▶ Task statement:
For every line in the records that has the word "JSON", make a copy.
-=-=-=-=-
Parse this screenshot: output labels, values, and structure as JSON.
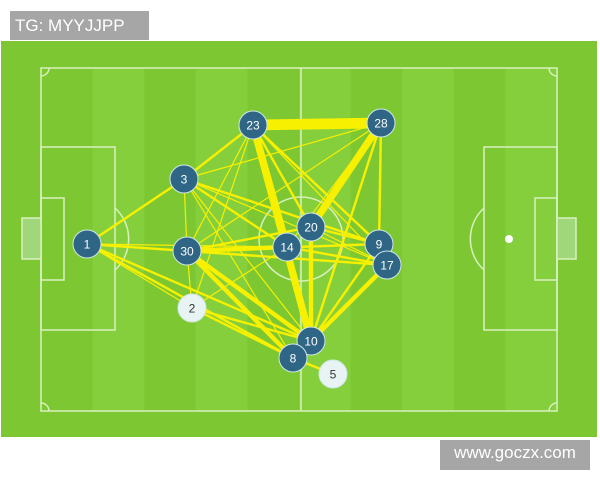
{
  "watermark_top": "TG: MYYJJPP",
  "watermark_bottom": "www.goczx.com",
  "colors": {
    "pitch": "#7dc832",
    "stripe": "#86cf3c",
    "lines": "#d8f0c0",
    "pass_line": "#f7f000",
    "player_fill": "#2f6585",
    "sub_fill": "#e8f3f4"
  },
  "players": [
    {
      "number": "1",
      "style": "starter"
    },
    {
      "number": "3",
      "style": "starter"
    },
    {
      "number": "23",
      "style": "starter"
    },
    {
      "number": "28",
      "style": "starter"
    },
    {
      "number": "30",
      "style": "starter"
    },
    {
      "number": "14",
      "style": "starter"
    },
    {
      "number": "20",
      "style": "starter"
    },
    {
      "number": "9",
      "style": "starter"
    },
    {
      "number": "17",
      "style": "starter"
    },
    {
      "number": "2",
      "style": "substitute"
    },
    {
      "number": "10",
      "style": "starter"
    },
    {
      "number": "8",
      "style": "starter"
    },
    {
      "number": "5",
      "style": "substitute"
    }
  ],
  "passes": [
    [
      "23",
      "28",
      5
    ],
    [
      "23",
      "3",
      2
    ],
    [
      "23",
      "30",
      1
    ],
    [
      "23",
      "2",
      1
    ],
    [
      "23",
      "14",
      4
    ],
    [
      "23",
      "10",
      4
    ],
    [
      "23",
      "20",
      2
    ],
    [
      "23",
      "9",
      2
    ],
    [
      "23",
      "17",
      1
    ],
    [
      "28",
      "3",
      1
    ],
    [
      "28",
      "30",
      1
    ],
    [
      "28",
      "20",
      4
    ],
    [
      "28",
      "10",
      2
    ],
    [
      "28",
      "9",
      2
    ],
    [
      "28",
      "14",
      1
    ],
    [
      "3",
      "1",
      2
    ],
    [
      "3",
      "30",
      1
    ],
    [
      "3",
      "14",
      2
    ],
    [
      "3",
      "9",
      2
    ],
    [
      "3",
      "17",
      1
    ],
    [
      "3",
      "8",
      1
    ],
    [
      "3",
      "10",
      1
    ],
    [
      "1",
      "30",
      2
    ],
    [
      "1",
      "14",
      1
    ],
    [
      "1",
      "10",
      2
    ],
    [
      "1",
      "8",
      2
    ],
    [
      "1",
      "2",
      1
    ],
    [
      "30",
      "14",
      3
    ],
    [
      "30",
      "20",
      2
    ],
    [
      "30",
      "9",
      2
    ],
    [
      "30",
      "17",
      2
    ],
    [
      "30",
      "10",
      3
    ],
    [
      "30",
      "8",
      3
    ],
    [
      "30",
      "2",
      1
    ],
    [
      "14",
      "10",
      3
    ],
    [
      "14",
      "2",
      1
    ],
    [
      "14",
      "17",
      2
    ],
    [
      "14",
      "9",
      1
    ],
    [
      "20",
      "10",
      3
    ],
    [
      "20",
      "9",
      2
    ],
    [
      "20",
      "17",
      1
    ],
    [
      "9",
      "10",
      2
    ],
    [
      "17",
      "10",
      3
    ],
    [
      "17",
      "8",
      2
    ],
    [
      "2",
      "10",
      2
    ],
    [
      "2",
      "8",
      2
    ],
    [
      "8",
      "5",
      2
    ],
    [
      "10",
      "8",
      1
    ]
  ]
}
-=-=-=-=-
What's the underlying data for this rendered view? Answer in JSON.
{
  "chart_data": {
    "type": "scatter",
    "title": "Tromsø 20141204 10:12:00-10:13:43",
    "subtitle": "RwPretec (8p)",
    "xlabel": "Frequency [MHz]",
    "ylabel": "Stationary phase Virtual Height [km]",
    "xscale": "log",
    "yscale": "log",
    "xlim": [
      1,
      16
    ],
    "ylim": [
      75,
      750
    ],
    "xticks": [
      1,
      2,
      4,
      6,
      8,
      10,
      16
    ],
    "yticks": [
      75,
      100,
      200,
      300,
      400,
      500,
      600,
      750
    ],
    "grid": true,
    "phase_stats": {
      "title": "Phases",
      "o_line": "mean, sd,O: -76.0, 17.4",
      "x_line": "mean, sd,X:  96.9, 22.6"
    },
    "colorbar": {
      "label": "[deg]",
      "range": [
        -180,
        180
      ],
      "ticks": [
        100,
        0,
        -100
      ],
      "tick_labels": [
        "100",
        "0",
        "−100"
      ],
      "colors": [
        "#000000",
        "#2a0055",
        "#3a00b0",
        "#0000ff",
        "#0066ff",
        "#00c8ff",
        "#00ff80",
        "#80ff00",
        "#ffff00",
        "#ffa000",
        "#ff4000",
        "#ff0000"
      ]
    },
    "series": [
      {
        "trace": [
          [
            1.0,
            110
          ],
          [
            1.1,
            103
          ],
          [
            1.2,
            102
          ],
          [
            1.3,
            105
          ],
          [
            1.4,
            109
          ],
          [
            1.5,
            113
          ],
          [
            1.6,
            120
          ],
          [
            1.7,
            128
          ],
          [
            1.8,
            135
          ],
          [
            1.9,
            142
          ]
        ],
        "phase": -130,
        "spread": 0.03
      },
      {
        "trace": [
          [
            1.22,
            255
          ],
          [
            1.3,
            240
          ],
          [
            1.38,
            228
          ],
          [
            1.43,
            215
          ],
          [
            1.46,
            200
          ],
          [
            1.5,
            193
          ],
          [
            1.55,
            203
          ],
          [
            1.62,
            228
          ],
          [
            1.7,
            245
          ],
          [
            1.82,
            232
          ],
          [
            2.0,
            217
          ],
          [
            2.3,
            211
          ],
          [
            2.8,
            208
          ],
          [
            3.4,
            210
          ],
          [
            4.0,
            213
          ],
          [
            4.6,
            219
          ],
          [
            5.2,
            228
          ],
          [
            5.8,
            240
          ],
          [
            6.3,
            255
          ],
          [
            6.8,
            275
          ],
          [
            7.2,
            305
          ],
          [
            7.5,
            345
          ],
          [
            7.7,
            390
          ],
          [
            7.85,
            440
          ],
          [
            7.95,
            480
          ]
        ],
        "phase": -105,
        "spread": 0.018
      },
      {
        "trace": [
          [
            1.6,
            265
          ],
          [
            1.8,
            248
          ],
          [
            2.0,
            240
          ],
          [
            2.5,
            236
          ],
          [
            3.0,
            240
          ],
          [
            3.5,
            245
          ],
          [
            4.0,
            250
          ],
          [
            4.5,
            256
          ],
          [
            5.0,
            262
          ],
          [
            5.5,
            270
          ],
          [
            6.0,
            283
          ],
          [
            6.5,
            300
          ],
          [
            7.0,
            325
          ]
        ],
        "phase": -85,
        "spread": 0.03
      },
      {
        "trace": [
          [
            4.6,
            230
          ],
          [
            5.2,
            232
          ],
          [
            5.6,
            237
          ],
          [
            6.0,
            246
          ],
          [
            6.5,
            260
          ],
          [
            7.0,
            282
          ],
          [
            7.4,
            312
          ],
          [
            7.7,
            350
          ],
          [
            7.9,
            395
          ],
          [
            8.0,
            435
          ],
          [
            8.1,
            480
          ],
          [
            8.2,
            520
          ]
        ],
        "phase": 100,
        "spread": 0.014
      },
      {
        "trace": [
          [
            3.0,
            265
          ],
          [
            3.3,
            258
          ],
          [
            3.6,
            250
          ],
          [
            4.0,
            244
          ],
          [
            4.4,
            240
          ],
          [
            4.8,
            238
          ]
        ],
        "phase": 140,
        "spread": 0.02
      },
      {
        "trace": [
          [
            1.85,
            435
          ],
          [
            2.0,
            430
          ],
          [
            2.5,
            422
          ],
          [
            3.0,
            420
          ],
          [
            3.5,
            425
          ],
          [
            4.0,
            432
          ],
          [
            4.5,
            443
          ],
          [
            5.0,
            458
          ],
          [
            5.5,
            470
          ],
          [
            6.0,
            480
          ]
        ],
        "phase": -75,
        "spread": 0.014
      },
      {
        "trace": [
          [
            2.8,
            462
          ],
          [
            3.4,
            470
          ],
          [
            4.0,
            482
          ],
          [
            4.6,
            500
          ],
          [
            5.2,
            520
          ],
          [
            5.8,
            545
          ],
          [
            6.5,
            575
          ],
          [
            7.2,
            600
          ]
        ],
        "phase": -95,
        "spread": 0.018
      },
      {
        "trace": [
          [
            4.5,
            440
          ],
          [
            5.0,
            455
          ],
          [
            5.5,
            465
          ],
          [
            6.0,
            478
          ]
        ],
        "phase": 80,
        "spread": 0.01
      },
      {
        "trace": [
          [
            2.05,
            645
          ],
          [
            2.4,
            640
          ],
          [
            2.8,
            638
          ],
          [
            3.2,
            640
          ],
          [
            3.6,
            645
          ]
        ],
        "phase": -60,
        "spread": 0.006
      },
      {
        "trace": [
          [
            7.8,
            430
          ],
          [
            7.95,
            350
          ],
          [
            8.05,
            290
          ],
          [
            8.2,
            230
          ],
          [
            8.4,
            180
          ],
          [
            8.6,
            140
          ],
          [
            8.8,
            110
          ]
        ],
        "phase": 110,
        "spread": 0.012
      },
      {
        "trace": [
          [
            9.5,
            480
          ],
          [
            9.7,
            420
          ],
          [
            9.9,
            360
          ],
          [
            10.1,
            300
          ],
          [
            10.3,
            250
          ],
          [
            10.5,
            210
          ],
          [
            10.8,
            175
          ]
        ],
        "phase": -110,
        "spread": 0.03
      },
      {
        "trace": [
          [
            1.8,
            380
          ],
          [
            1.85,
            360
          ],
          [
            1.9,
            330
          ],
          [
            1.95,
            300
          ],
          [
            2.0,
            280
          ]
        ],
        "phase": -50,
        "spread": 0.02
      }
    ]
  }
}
-=-=-=-=-
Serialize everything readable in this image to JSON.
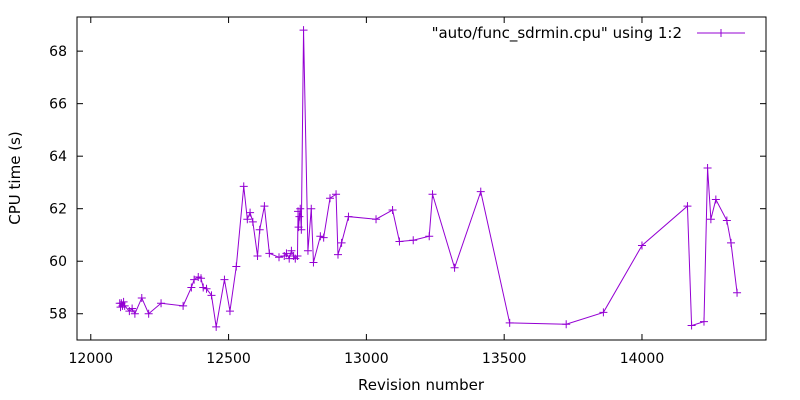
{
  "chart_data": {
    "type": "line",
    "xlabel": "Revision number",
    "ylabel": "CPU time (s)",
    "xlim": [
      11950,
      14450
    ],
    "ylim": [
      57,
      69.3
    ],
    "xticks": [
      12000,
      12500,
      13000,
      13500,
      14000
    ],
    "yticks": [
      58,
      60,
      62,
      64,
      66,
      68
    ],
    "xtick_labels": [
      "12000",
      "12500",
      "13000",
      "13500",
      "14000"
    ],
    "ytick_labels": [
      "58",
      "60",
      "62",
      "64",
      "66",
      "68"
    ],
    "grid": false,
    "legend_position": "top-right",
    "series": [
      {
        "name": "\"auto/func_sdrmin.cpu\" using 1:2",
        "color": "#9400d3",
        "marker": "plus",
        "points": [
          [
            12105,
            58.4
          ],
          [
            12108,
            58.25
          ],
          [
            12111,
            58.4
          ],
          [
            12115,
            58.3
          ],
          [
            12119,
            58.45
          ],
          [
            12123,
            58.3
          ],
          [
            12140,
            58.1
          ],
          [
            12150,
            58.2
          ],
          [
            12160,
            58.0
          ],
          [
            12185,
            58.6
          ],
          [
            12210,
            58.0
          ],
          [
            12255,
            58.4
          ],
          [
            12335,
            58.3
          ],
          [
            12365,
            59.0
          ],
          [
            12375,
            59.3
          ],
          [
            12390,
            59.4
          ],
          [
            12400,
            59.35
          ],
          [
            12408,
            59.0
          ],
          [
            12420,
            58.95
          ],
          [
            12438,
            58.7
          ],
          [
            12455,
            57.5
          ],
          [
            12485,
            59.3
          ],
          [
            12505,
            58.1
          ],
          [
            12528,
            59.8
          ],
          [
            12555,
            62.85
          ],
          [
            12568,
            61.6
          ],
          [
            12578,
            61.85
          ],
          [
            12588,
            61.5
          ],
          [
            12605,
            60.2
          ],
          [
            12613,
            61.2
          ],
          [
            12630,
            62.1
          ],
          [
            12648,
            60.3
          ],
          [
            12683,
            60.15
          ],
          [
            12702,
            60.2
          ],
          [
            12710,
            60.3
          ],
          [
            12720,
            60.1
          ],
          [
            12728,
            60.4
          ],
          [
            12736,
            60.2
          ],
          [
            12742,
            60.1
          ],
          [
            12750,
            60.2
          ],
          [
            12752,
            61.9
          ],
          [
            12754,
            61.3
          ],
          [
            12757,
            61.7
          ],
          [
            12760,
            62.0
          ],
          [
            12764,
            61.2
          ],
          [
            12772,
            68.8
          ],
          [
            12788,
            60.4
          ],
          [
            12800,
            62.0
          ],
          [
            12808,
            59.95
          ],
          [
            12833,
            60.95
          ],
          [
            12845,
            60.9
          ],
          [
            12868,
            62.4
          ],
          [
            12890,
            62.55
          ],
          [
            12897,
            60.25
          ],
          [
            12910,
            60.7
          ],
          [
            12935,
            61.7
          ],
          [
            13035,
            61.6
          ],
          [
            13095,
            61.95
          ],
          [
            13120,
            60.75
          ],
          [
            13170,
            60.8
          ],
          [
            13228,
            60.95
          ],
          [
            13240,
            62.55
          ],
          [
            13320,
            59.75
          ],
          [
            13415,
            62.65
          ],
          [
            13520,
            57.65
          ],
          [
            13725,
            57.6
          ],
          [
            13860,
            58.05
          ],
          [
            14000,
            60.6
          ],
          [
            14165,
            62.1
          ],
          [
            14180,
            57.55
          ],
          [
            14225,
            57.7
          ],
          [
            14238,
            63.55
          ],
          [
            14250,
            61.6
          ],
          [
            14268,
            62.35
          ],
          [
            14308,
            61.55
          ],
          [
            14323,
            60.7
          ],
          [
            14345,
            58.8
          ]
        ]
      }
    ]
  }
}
-=-=-=-=-
▶ Result of the exercise:
Parse this screenshot: output labels, values, and structure as JSON.
What's the underlying data for this rendered view? Answer in JSON.
Serialize everything readable in this image to JSON.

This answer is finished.